# DIRECTIVE
Quote the records beneath, complete and exact. Leave out images.

A run of records:
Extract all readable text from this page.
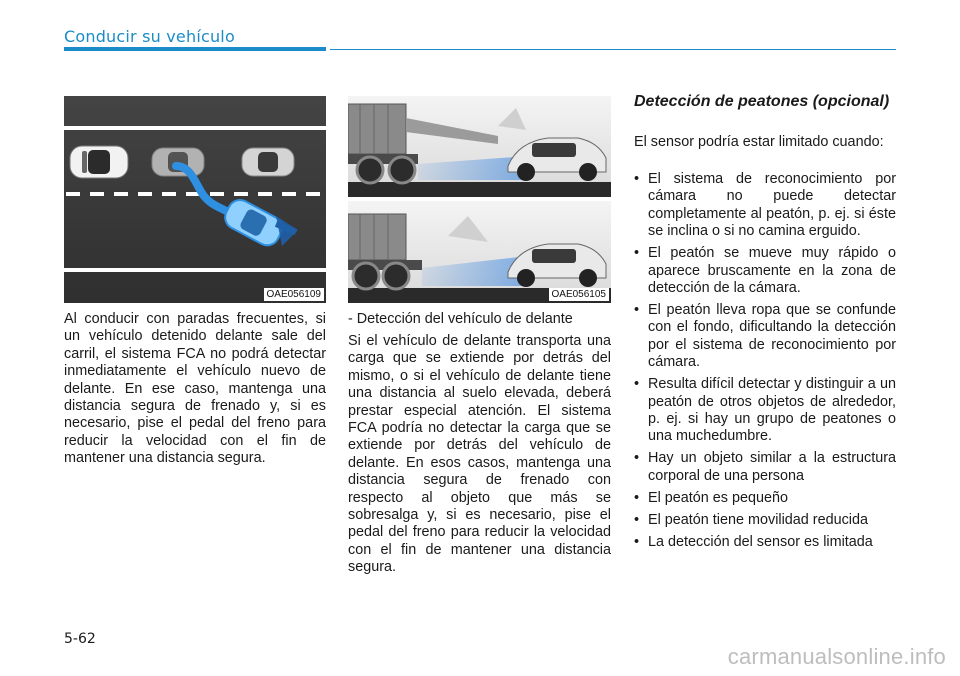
Conducir su vehículo
OAE056109	OAE056105

Al conducir con paradas frecuentes, si un vehículo detenido delante sale del carril, el sistema FCA no podrá detectar inmediatamente el vehículo nuevo de delante. En ese caso, mantenga una distancia segura de frenado y, si es necesario, pise el pedal del freno para reducir la velocidad con el fin de mantener una distancia segura.

- Detección del vehículo de delante

Si el vehículo de delante transporta una carga que se extiende por detrás del mismo, o si el vehículo de delante tiene una distancia al suelo elevada, deberá prestar especial atención. El sistema FCA podría no detectar la carga que se extiende por detrás del vehículo de delante. En esos casos, mantenga una distancia segura de frenado con respecto al objeto que más se sobresalga y, si es necesario, pise el pedal del freno para reducir la velocidad con el fin de mantener una distancia segura.

Detección de peatones (opcional)

El sensor podría estar limitado cuando:

• El sistema de reconocimiento por cámara no puede detectar completamente al peatón, p. ej. si éste se inclina o si no camina erguido.
• El peatón se mueve muy rápido o aparece bruscamente en la zona de detección de la cámara.
• El peatón lleva ropa que se confunde con el fondo, dificultando la detección por el sistema de reconocimiento por cámara.
• Resulta difícil detectar y distinguir a un peatón de otros objetos de alrededor, p. ej. si hay un grupo de peatones o una muchedumbre.
• Hay un objeto similar a la estructura corporal de una persona
• El peatón es pequeño
• El peatón tiene movilidad reducida
• La detección del sensor es limitada
5-62
carmanualsonline.info
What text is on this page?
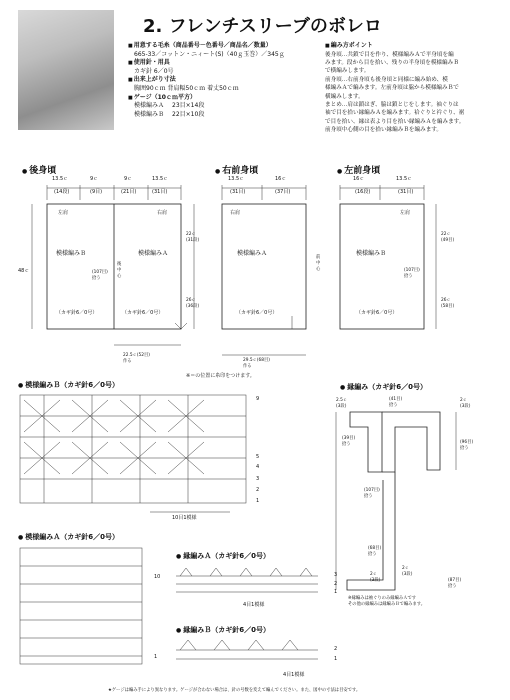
2. フレンチスリーブのボレロ
■ 用意する毛糸（商品番号－色番号／商品名／数量）
665-33／コットン・ニィート(S)（40ｇ玉巻）／345ｇ
■ 使用針・用具
カギ針 6／0号
■ 出来上がり寸法
胸囲90ｃｍ 背肩幅50ｃｍ 着丈50ｃｍ
■ ゲージ（10ｃｍ平方）
模様編みＡ 23目×14段
模様編みＢ 22目×10段
■ 編み方ポイント
後身頃…共鎖で目を作り、模様編みＡで平身頃を編
みます。段から目を拾い、残りの半身頃を模様編みＢ
で横編みします。
前身頃…右前身頃も後身頃と同様に編み始め、模
様編みＡで編みます。左前身頃は脇から模様編みＢで
横編みします。
まとめ…肩は鎖はぎ、脇は鎖とじをします。袖ぐりは
袖で目を拾い縁編みＡを編みます。袷ぐりと衿ぐり、裾
で目を拾い、縁は表より目を拾い縁編みＡを編みます。
前身頃中心側の目を拾い縁編みＢを編みます。
● 後身頃
13.5ｃ	9ｃ	9ｃ	13.5ｃ
(14段)	(9目)	(21目)	(31目)
左肩	右肩
模様編みＢ	模様編みＡ
(107目)
拾う
後中心
（カギ針6／0号）	（カギ針6／0号）
48ｃ
22ｃ
(31段)
26ｃ
(36段)
22.5ｃ(52目)
作る
● 右前身頃
13.5ｃ	16ｃ
(31目)	(37目)
右肩
模様編みＡ
（カギ針6／0号）
前中心
29.5ｃ(68目)
作る
● 左前身頃
16ｃ	13.5ｃ
(16段)	(31目)
左肩
模様編みＢ
（カギ針6／0号）
(107目)
拾う
22ｃ
(49目)
26ｃ
(58目)
※＝の位置に糸印をつけます。
● 模様編みＢ（カギ針6／0号）
9
5
4
3
2
1
10目1模様
● 縁編み（カギ針6／0号）
(41目)
拾う
2.5ｃ
(3段)
2ｃ
(3段)
(39目)
拾う	(96目)
拾う
(107目)
拾う
(68目)
拾う
2ｃ
(3段)
2ｃ
(3段)
(87目)
拾う
※縁編みは袖ぐりのみ縁編みＡです
その他の縁編みは縁編みＢで編みます。
● 模様編みＡ（カギ針6／0号）
10
1
● 縁編みＡ（カギ針6／0号）
3
2
1
4目1模様
● 縁編みＢ（カギ針6／0号）
2
1
4目1模様
★ゲージは編み手により異なります。ゲージが合わない場合は、針の号数を変えて編んでください。また、図中の寸法は目安です。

# EXERCISE ANSWER
Extract all readable text from this page.
Conducir su vehículo
OAE056109	OAE056105

Al conducir con paradas frecuentes, si un vehículo detenido delante sale del carril, el sistema FCA no podrá detectar inmediatamente el vehículo nuevo de delante. En ese caso, mantenga una distancia segura de frenado y, si es necesario, pise el pedal del freno para reducir la velocidad con el fin de mantener una distancia segura.

- Detección del vehículo de delante

Si el vehículo de delante transporta una carga que se extiende por detrás del mismo, o si el vehículo de delante tiene una distancia al suelo elevada, deberá prestar especial atención. El sistema FCA podría no detectar la carga que se extiende por detrás del vehículo de delante. En esos casos, mantenga una distancia segura de frenado con respecto al objeto que más se sobresalga y, si es necesario, pise el pedal del freno para reducir la velocidad con el fin de mantener una distancia segura.

Detección de peatones (opcional)

El sensor podría estar limitado cuando:

• El sistema de reconocimiento por cámara no puede detectar completamente al peatón, p. ej. si éste se inclina o si no camina erguido.
• El peatón se mueve muy rápido o aparece bruscamente en la zona de detección de la cámara.
• El peatón lleva ropa que se confunde con el fondo, dificultando la detección por el sistema de reconocimiento por cámara.
• Resulta difícil detectar y distinguir a un peatón de otros objetos de alrededor, p. ej. si hay un grupo de peatones o una muchedumbre.
• Hay un objeto similar a la estructura corporal de una persona
• El peatón es pequeño
• El peatón tiene movilidad reducida
• La detección del sensor es limitada
5-62
carmanualsonline.info
What text is on this page?
2. フレンチスリーブのボレロ
■ 用意する毛糸（商品番号－色番号／商品名／数量）
665-33／コットン・ニィート(S)（40ｇ玉巻）／345ｇ
■ 使用針・用具
カギ針 6／0号
■ 出来上がり寸法
胸囲90ｃｍ 背肩幅50ｃｍ 着丈50ｃｍ
■ ゲージ（10ｃｍ平方）
模様編みＡ 23目×14段
模様編みＢ 22目×10段
■ 編み方ポイント
後身頃…共鎖で目を作り、模様編みＡで平身頃を編
みます。段から目を拾い、残りの半身頃を模様編みＢ
で横編みします。
前身頃…右前身頃も後身頃と同様に編み始め、模
様編みＡで編みます。左前身頃は脇から模様編みＢで
横編みします。
まとめ…肩は鎖はぎ、脇は鎖とじをします。袖ぐりは
袖で目を拾い縁編みＡを編みます。袷ぐりと衿ぐり、裾
で目を拾い、縁は表より目を拾い縁編みＡを編みます。
前身頃中心側の目を拾い縁編みＢを編みます。
● 後身頃
13.5ｃ	9ｃ	9ｃ	13.5ｃ
(14段)	(9目)	(21目)	(31目)
左肩	右肩
模様編みＢ	模様編みＡ
(107目)
拾う
後中心
（カギ針6／0号）	（カギ針6／0号）
48ｃ
22ｃ
(31段)
26ｃ
(36段)
22.5ｃ(52目)
作る
● 右前身頃
13.5ｃ	16ｃ
(31目)	(37目)
右肩
模様編みＡ
（カギ針6／0号）
前中心
29.5ｃ(68目)
作る
● 左前身頃
16ｃ	13.5ｃ
(16段)	(31目)
左肩
模様編みＢ
（カギ針6／0号）
(107目)
拾う
22ｃ
(49目)
26ｃ
(58目)
※＝の位置に糸印をつけます。
● 模様編みＢ（カギ針6／0号）
9
5
4
3
2
1
10目1模様
● 縁編み（カギ針6／0号）
(41目)
拾う
2.5ｃ
(3段)
2ｃ
(3段)
(39目)
拾う	(96目)
拾う
(107目)
拾う
(68目)
拾う
2ｃ
(3段)
2ｃ
(3段)
(87目)
拾う
※縁編みは袖ぐりのみ縁編みＡです
その他の縁編みは縁編みＢで編みます。
● 模様編みＡ（カギ針6／0号）
10
1
● 縁編みＡ（カギ針6／0号）
3
2
1
4目1模様
● 縁編みＢ（カギ針6／0号）
2
1
4目1模様
★ゲージは編み手により異なります。ゲージが合わない場合は、針の号数を変えて編んでください。また、図中の寸法は目安です。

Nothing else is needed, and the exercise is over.